WRITTEN EXERCISE. Transcribe the listing in full, excluding any pictures.

--------

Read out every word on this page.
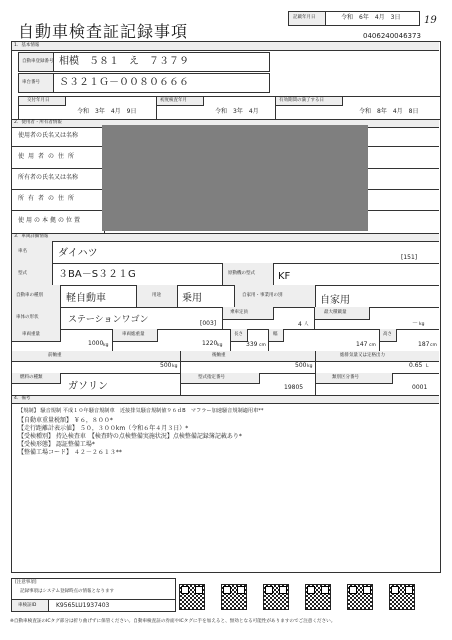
自動車検査証記録事項
記載年月日	令和　6年　4月　3日 19
0406240046373
1．基本情報
自動車登録番号 相模　５８１　え　７３７９
車台番号 Ｓ３２１Ｇ－００８０６６６
交付年月日
令和　3年　4月　9日
初度検査年月
令和　3年　4月
有効期間の満了する日
令和　8年　4月　8日
2．使用者・所有者情報
使用者の氏名又は名称
使用者の住所
所有者の氏名又は名称
所有者の住所
使用の本拠の位置
3．車両詳細情報
車名	ダイハツ	[151]
型式	３BA－S３２１G	原動機の型式 KF
自動車の種別 軽自動車	用途 乗用	自家用・事業用の別	自家用
車体の形状	ステーションワゴン	[003]
乗車定員
4 人
最大積載量
－ kg
車両重量
1000 kg
車両総重量
1220 kg
長さ
339 cm
幅
147 cm
高さ
187 cm
前軸重
500 kg
後軸重
500 kg
総排気量又は定格出力
0.65 L
燃料の種類
ガソリン
型式指定番号
19805
類別区分番号
0001
4．備考
【規制】 騒音規制 平成１０年騒音規制車　近接排気騒音規制値９６ｄB　マフラー加速騒音規制適用車**
【自動車重量税額】 ￥６，８００*
【走行距離計表示値】 ５０，３００km（令和６年４月３日）*
【受検種別】 持込検査車　【検査時の点検整備実施状況】点検整備記録簿記載あり*
【受検形態】 認証整備工場*
【整備工場コード】 ４２－２６１３**
[注意事項]
記録事項はシステム登録時点の情報となります
車検証ID	K9565LU1937403
※自動車検査証のICタグ部分は折り曲げずに保管ください。自動車検査証の券面やICタグに手を加えると、無効となる可能性がありますのでご注意ください。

--------

WRITTEN SOLUTION.
Read out every word on this page.
自動車検査証記録事項
記載年月日	令和　6年　4月　3日 19
0406240046373
1．基本情報
自動車登録番号 相模　５８１　え　７３７９
車台番号 Ｓ３２１Ｇ－００８０６６６
交付年月日
令和　3年　4月　9日
初度検査年月
令和　3年　4月
有効期間の満了する日
令和　8年　4月　8日
2．使用者・所有者情報
使用者の氏名又は名称
使用者の住所
所有者の氏名又は名称
所有者の住所
使用の本拠の位置
3．車両詳細情報
車名	ダイハツ	[151]
型式	３BA－S３２１G	原動機の型式 KF
自動車の種別 軽自動車	用途 乗用	自家用・事業用の別	自家用
車体の形状	ステーションワゴン	[003]
乗車定員
4 人
最大積載量
－ kg
車両重量
1000 kg
車両総重量
1220 kg
長さ
339 cm
幅
147 cm
高さ
187 cm
前軸重
500 kg
後軸重
500 kg
総排気量又は定格出力
0.65 L
燃料の種類
ガソリン
型式指定番号
19805
類別区分番号
0001
4．備考
【規制】 騒音規制 平成１０年騒音規制車　近接排気騒音規制値９６ｄB　マフラー加速騒音規制適用車**
【自動車重量税額】 ￥６，８００*
【走行距離計表示値】 ５０，３００km（令和６年４月３日）*
【受検種別】 持込検査車　【検査時の点検整備実施状況】点検整備記録簿記載あり*
【受検形態】 認証整備工場*
【整備工場コード】 ４２－２６１３**
[注意事項]
記録事項はシステム登録時点の情報となります
車検証ID	K9565LU1937403
※自動車検査証のICタグ部分は折り曲げずに保管ください。自動車検査証の券面やICタグに手を加えると、無効となる可能性がありますのでご注意ください。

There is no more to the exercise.